- [Task instructions] Copy out each line containing "Islands" from the entries below.
────────────────
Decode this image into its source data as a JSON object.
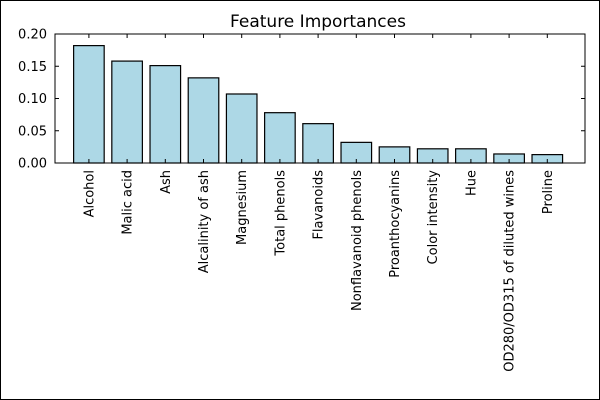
{
  "chart_data": {
    "type": "bar",
    "title": "Feature Importances",
    "xlabel": "",
    "ylabel": "",
    "ylim": [
      0,
      0.2
    ],
    "yticks": [
      0.0,
      0.05,
      0.1,
      0.15,
      0.2
    ],
    "ytick_labels": [
      "0.00",
      "0.05",
      "0.10",
      "0.15",
      "0.20"
    ],
    "categories": [
      "Alcohol",
      "Malic acid",
      "Ash",
      "Alcalinity of ash",
      "Magnesium",
      "Total phenols",
      "Flavanoids",
      "Nonflavanoid phenols",
      "Proanthocyanins",
      "Color intensity",
      "Hue",
      "OD280/OD315 of diluted wines",
      "Proline"
    ],
    "values": [
      0.182,
      0.158,
      0.151,
      0.132,
      0.107,
      0.078,
      0.061,
      0.032,
      0.025,
      0.022,
      0.022,
      0.014,
      0.013
    ],
    "bar_color": "#add8e6",
    "grid": false,
    "legend": "none"
  }
}
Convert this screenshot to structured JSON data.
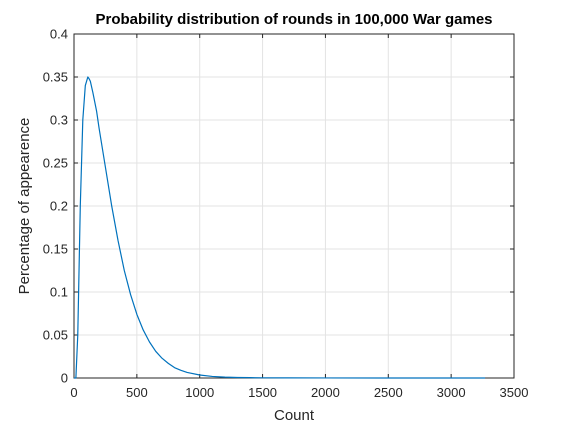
{
  "chart_data": {
    "type": "line",
    "title": "Probability distribution of rounds in 100,000 War games",
    "xlabel": "Count",
    "ylabel": "Percentage of appearence",
    "xlim": [
      0,
      3500
    ],
    "ylim": [
      0,
      0.4
    ],
    "x_ticks": [
      0,
      500,
      1000,
      1500,
      2000,
      2500,
      3000,
      3500
    ],
    "x_tick_labels": [
      "0",
      "500",
      "1000",
      "1500",
      "2000",
      "2500",
      "3000",
      "3500"
    ],
    "y_ticks": [
      0,
      0.05,
      0.1,
      0.15,
      0.2,
      0.25,
      0.3,
      0.35,
      0.4
    ],
    "y_tick_labels": [
      "0",
      "0.05",
      "0.1",
      "0.15",
      "0.2",
      "0.25",
      "0.3",
      "0.35",
      "0.4"
    ],
    "grid": true,
    "line_color": "#0072bd",
    "series": [
      {
        "x": [
          0,
          15,
          30,
          50,
          70,
          90,
          100,
          110,
          120,
          130,
          150,
          180,
          200,
          250,
          300,
          350,
          400,
          450,
          500,
          550,
          600,
          650,
          700,
          750,
          800,
          850,
          900,
          1000,
          1100,
          1200,
          1300,
          1400,
          1500,
          1700,
          2000,
          2500,
          3000,
          3270
        ],
        "y": [
          0,
          0,
          0.05,
          0.2,
          0.3,
          0.34,
          0.345,
          0.35,
          0.348,
          0.345,
          0.332,
          0.31,
          0.29,
          0.245,
          0.2,
          0.16,
          0.125,
          0.097,
          0.074,
          0.056,
          0.042,
          0.031,
          0.023,
          0.017,
          0.012,
          0.009,
          0.0065,
          0.0035,
          0.0018,
          0.001,
          0.0006,
          0.0004,
          0.0002,
          0.0001,
          5e-05,
          2e-05,
          1e-05,
          0
        ]
      }
    ]
  }
}
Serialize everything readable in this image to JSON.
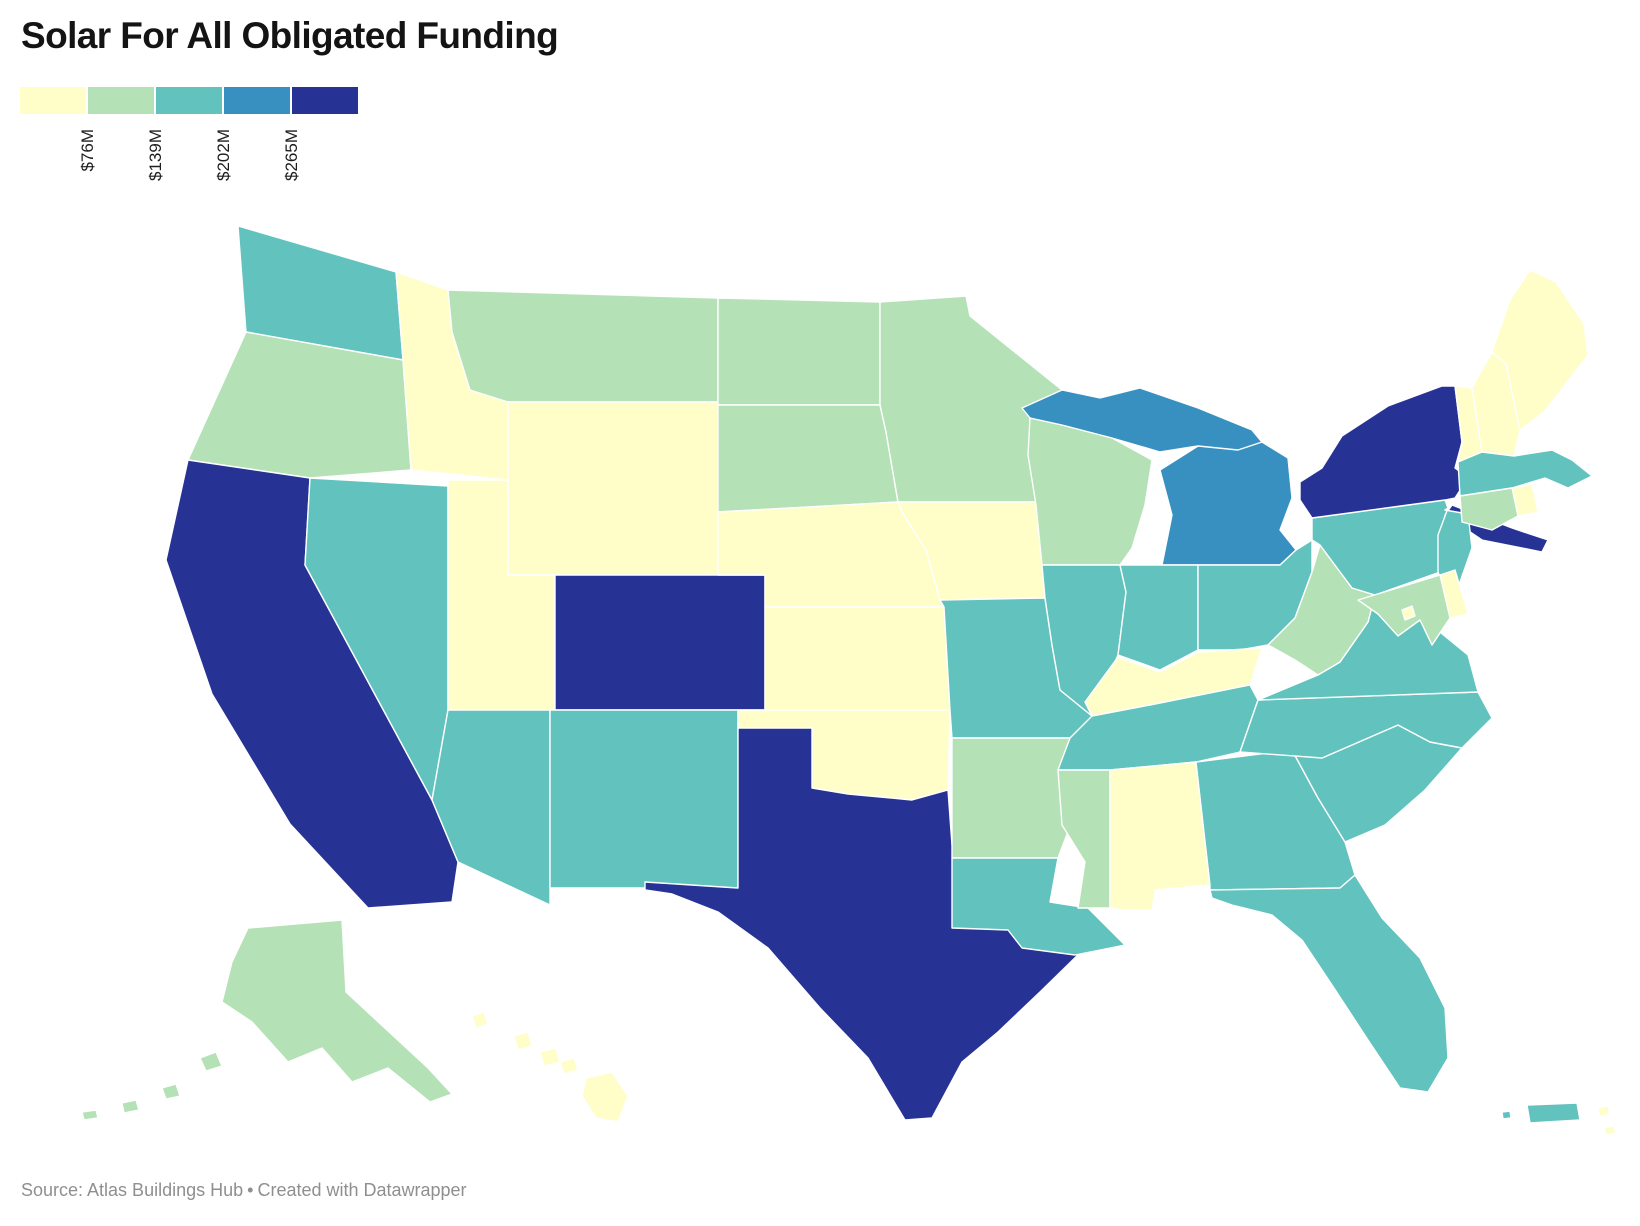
{
  "header": {
    "title": "Solar For All Obligated Funding"
  },
  "legend": {
    "colors": [
      "#FFFEC9",
      "#B5E1B6",
      "#61C2BE",
      "#3790C0",
      "#273295"
    ],
    "tick_labels": [
      "$76M",
      "$139M",
      "$202M",
      "$265M"
    ]
  },
  "footer": {
    "source_label": "Source: Atlas Buildings Hub",
    "separator": "•",
    "credit": "Created with Datawrapper"
  },
  "map": {
    "states": [
      {
        "code": "WA",
        "name": "Washington",
        "bin": 3
      },
      {
        "code": "OR",
        "name": "Oregon",
        "bin": 2
      },
      {
        "code": "CA",
        "name": "California",
        "bin": 5
      },
      {
        "code": "NV",
        "name": "Nevada",
        "bin": 3
      },
      {
        "code": "ID",
        "name": "Idaho",
        "bin": 1
      },
      {
        "code": "MT",
        "name": "Montana",
        "bin": 2
      },
      {
        "code": "WY",
        "name": "Wyoming",
        "bin": 1
      },
      {
        "code": "UT",
        "name": "Utah",
        "bin": 1
      },
      {
        "code": "CO",
        "name": "Colorado",
        "bin": 5
      },
      {
        "code": "AZ",
        "name": "Arizona",
        "bin": 3
      },
      {
        "code": "NM",
        "name": "New Mexico",
        "bin": 3
      },
      {
        "code": "ND",
        "name": "North Dakota",
        "bin": 2
      },
      {
        "code": "SD",
        "name": "South Dakota",
        "bin": 2
      },
      {
        "code": "NE",
        "name": "Nebraska",
        "bin": 1
      },
      {
        "code": "KS",
        "name": "Kansas",
        "bin": 1
      },
      {
        "code": "OK",
        "name": "Oklahoma",
        "bin": 1
      },
      {
        "code": "TX",
        "name": "Texas",
        "bin": 5
      },
      {
        "code": "MN",
        "name": "Minnesota",
        "bin": 2
      },
      {
        "code": "IA",
        "name": "Iowa",
        "bin": 1
      },
      {
        "code": "MO",
        "name": "Missouri",
        "bin": 3
      },
      {
        "code": "AR",
        "name": "Arkansas",
        "bin": 2
      },
      {
        "code": "LA",
        "name": "Louisiana",
        "bin": 3
      },
      {
        "code": "WI",
        "name": "Wisconsin",
        "bin": 2
      },
      {
        "code": "IL",
        "name": "Illinois",
        "bin": 3
      },
      {
        "code": "MI",
        "name": "Michigan",
        "bin": 4
      },
      {
        "code": "IN",
        "name": "Indiana",
        "bin": 3
      },
      {
        "code": "OH",
        "name": "Ohio",
        "bin": 3
      },
      {
        "code": "KY",
        "name": "Kentucky",
        "bin": 1
      },
      {
        "code": "TN",
        "name": "Tennessee",
        "bin": 3
      },
      {
        "code": "MS",
        "name": "Mississippi",
        "bin": 2
      },
      {
        "code": "AL",
        "name": "Alabama",
        "bin": 1
      },
      {
        "code": "GA",
        "name": "Georgia",
        "bin": 3
      },
      {
        "code": "FL",
        "name": "Florida",
        "bin": 3
      },
      {
        "code": "SC",
        "name": "South Carolina",
        "bin": 3
      },
      {
        "code": "NC",
        "name": "North Carolina",
        "bin": 3
      },
      {
        "code": "VA",
        "name": "Virginia",
        "bin": 3
      },
      {
        "code": "WV",
        "name": "West Virginia",
        "bin": 2
      },
      {
        "code": "PA",
        "name": "Pennsylvania",
        "bin": 3
      },
      {
        "code": "NY",
        "name": "New York",
        "bin": 5
      },
      {
        "code": "NJ",
        "name": "New Jersey",
        "bin": 3
      },
      {
        "code": "DE",
        "name": "Delaware",
        "bin": 1
      },
      {
        "code": "MD",
        "name": "Maryland",
        "bin": 2
      },
      {
        "code": "DC",
        "name": "District of Columbia",
        "bin": 1
      },
      {
        "code": "VT",
        "name": "Vermont",
        "bin": 1
      },
      {
        "code": "NH",
        "name": "New Hampshire",
        "bin": 1
      },
      {
        "code": "ME",
        "name": "Maine",
        "bin": 1
      },
      {
        "code": "MA",
        "name": "Massachusetts",
        "bin": 3
      },
      {
        "code": "RI",
        "name": "Rhode Island",
        "bin": 1
      },
      {
        "code": "CT",
        "name": "Connecticut",
        "bin": 2
      },
      {
        "code": "AK",
        "name": "Alaska",
        "bin": 2
      },
      {
        "code": "HI",
        "name": "Hawaii",
        "bin": 1
      },
      {
        "code": "PR",
        "name": "Puerto Rico",
        "bin": 3
      },
      {
        "code": "VI",
        "name": "U.S. Virgin Islands",
        "bin": 1
      }
    ]
  },
  "chart_data": {
    "type": "heatmap",
    "subtype": "choropleth-us-states",
    "title": "Solar For All Obligated Funding",
    "unit": "USD millions",
    "legend_position": "top-left",
    "legend_tick_labels": [
      "$76M",
      "$139M",
      "$202M",
      "$265M"
    ],
    "color_classes": [
      {
        "color": "#FFFEC9",
        "range": "below $76M",
        "states": [
          "Idaho",
          "Wyoming",
          "Utah",
          "Nebraska",
          "Kansas",
          "Oklahoma",
          "Iowa",
          "Kentucky",
          "Alabama",
          "Maine",
          "New Hampshire",
          "Vermont",
          "Rhode Island",
          "Delaware",
          "District of Columbia",
          "Hawaii",
          "U.S. Virgin Islands"
        ]
      },
      {
        "color": "#B5E1B6",
        "range": "$76M to $139M",
        "states": [
          "Oregon",
          "Montana",
          "North Dakota",
          "South Dakota",
          "Minnesota",
          "Wisconsin",
          "Arkansas",
          "Mississippi",
          "West Virginia",
          "Maryland",
          "Connecticut",
          "Alaska"
        ]
      },
      {
        "color": "#61C2BE",
        "range": "$139M to $202M",
        "states": [
          "Washington",
          "Nevada",
          "Arizona",
          "New Mexico",
          "Missouri",
          "Illinois",
          "Indiana",
          "Ohio",
          "Pennsylvania",
          "New Jersey",
          "Virginia",
          "Tennessee",
          "North Carolina",
          "South Carolina",
          "Georgia",
          "Florida",
          "Louisiana",
          "Massachusetts",
          "Puerto Rico"
        ]
      },
      {
        "color": "#3790C0",
        "range": "$202M to $265M",
        "states": [
          "Michigan"
        ]
      },
      {
        "color": "#273295",
        "range": "above $265M",
        "states": [
          "California",
          "Colorado",
          "Texas",
          "New York"
        ]
      }
    ]
  }
}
────────────────
- [Result of this task]
        "name": "U.S. Virgin Islands",
          "U.S. Virgin Islands"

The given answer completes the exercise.